SOURCE TEXT:
It was heavy and dark from start to finish. The set started with an amazing edit to Jermaine Dupri’s “Welcome to Atlanta,” showcasing how the two can transform something of one genre into something completely different and of their own style. Read on to find out about how they make their music, who they’re listening to now and more.

 

So, how did you and Justin meet? 

We were playing in separate bands. I was playing with Telepath and he was doing his solo project thing, MO Theory. Then, we had a couple shows together and started talking and decided we wanted to do something together as a project. Thus, Archnemesis. 

You guys just released the “Every Man For Himself” EP. How has the response been for that?

It’s been awesome. We’ve had an amazing amount of downloads. Across the board, live [performance] is more of what’s important, how it’s been responded to live and how people feel it. The response has been really, really good across the country everywhere we’ve played it. It’s been fun.

 

Why do you release your music for free online?

Nobody buys CDs anymore. 

But people still buy music.

GIVEN DATA:
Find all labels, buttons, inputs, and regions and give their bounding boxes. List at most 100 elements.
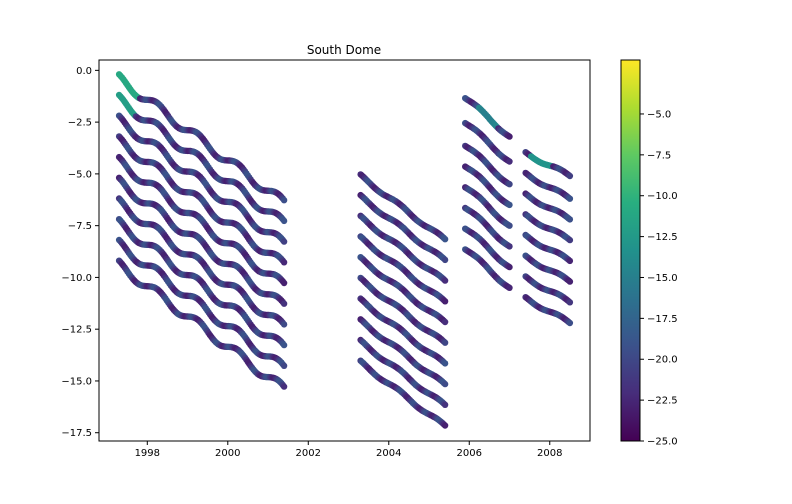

WRITTEN PROBLEM:
Using the Archnemesis interview, please explain in one to three sentences how the two members came to form the project. The data plays no part in this.

EXERCISE OUTPUT:
They were playing in separate bands, one with Telepath and the other with his solo project, MO Theory. After they had a couple of shows together, they started talking and decided they wanted to do something together as a project, which became Archnemesis.